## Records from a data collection
* start *

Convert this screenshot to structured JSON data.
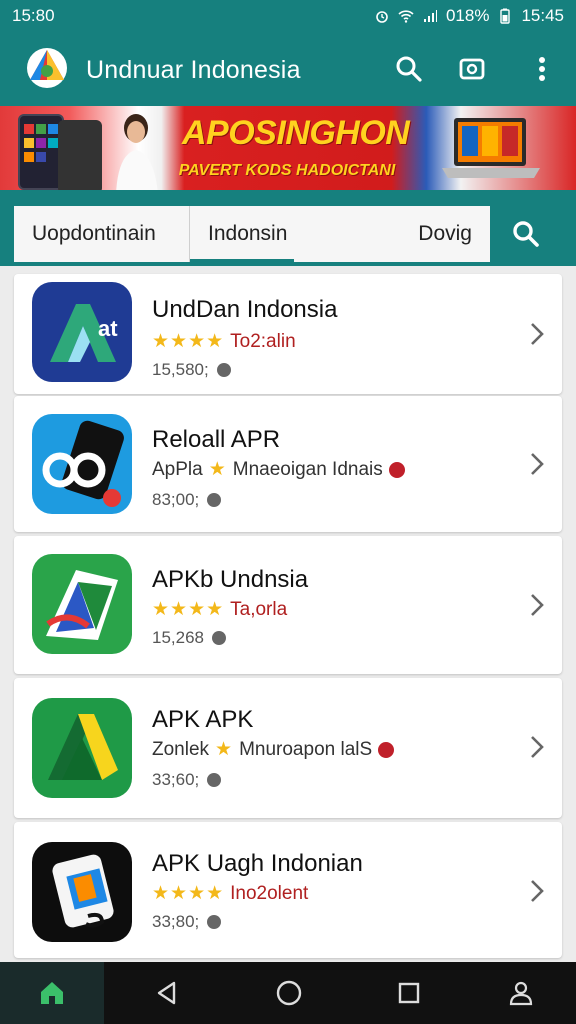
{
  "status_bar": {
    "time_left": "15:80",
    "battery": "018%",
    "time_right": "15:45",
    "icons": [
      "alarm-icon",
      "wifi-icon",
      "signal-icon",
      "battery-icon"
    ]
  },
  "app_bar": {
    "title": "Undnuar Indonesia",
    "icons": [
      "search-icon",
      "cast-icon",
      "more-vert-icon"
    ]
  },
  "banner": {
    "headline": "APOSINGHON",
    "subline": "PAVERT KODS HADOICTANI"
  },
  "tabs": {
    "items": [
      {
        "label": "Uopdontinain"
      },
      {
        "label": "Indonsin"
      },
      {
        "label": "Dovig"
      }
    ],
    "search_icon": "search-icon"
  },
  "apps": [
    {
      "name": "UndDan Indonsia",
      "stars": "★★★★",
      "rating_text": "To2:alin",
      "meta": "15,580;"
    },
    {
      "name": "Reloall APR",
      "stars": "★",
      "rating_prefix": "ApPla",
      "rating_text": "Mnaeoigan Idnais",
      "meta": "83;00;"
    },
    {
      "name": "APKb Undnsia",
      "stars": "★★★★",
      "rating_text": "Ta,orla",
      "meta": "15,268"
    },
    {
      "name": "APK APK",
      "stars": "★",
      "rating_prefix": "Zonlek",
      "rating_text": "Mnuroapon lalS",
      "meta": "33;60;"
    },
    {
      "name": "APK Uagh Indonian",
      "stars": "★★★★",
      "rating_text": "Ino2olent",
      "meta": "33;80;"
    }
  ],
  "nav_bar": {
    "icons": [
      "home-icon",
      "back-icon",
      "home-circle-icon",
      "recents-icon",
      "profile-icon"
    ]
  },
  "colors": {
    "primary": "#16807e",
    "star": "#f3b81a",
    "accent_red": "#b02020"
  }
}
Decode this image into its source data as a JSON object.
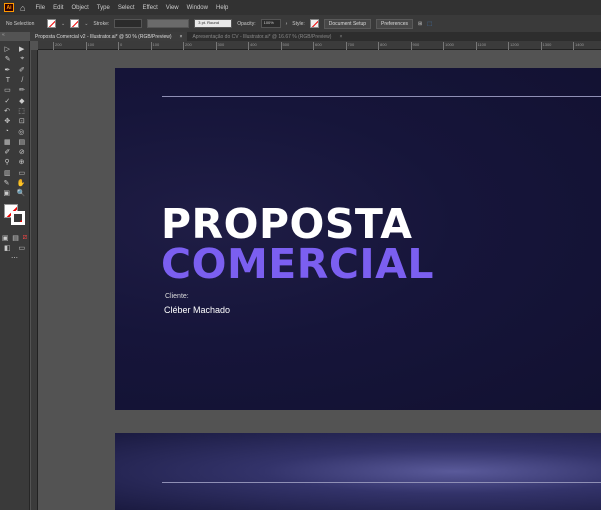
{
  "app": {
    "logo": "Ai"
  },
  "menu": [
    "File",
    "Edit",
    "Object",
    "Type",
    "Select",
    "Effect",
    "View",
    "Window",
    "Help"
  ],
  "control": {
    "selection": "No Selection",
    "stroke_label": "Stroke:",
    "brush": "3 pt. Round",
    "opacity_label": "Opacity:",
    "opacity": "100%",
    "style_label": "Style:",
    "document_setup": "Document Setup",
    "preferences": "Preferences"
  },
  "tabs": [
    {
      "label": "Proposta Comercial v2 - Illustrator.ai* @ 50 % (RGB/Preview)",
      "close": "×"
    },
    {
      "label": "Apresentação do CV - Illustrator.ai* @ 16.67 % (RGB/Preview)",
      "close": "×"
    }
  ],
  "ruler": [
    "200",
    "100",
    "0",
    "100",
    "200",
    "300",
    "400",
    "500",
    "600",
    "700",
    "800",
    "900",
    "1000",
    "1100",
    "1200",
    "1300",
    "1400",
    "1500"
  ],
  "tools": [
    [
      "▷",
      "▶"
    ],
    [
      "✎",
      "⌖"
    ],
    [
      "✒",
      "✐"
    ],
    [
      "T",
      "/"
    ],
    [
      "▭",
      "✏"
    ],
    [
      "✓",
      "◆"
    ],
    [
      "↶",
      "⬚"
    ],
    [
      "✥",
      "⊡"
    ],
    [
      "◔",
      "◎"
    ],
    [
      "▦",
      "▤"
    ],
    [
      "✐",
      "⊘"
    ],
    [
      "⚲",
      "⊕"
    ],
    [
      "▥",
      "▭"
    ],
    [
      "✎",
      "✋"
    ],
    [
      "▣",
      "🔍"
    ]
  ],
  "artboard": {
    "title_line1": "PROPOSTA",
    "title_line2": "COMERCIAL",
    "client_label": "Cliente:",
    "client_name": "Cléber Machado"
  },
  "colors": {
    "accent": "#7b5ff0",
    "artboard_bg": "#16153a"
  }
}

* end *

Take the line containing "Decode this image" as the first line and the last line of the data above as the final one, and output exactly the lines between them, inclusive, with no pictures.

## Output below
Decode this image into its source data as a JSON object.
{
  "app": {
    "logo": "Ai"
  },
  "menu": [
    "File",
    "Edit",
    "Object",
    "Type",
    "Select",
    "Effect",
    "View",
    "Window",
    "Help"
  ],
  "control": {
    "selection": "No Selection",
    "stroke_label": "Stroke:",
    "brush": "3 pt. Round",
    "opacity_label": "Opacity:",
    "opacity": "100%",
    "style_label": "Style:",
    "document_setup": "Document Setup",
    "preferences": "Preferences"
  },
  "tabs": [
    {
      "label": "Proposta Comercial v2 - Illustrator.ai* @ 50 % (RGB/Preview)",
      "close": "×"
    },
    {
      "label": "Apresentação do CV - Illustrator.ai* @ 16.67 % (RGB/Preview)",
      "close": "×"
    }
  ],
  "ruler": [
    "200",
    "100",
    "0",
    "100",
    "200",
    "300",
    "400",
    "500",
    "600",
    "700",
    "800",
    "900",
    "1000",
    "1100",
    "1200",
    "1300",
    "1400",
    "1500"
  ],
  "tools": [
    [
      "▷",
      "▶"
    ],
    [
      "✎",
      "⌖"
    ],
    [
      "✒",
      "✐"
    ],
    [
      "T",
      "/"
    ],
    [
      "▭",
      "✏"
    ],
    [
      "✓",
      "◆"
    ],
    [
      "↶",
      "⬚"
    ],
    [
      "✥",
      "⊡"
    ],
    [
      "◔",
      "◎"
    ],
    [
      "▦",
      "▤"
    ],
    [
      "✐",
      "⊘"
    ],
    [
      "⚲",
      "⊕"
    ],
    [
      "▥",
      "▭"
    ],
    [
      "✎",
      "✋"
    ],
    [
      "▣",
      "🔍"
    ]
  ],
  "artboard": {
    "title_line1": "PROPOSTA",
    "title_line2": "COMERCIAL",
    "client_label": "Cliente:",
    "client_name": "Cléber Machado"
  },
  "colors": {
    "accent": "#7b5ff0",
    "artboard_bg": "#16153a"
  }
}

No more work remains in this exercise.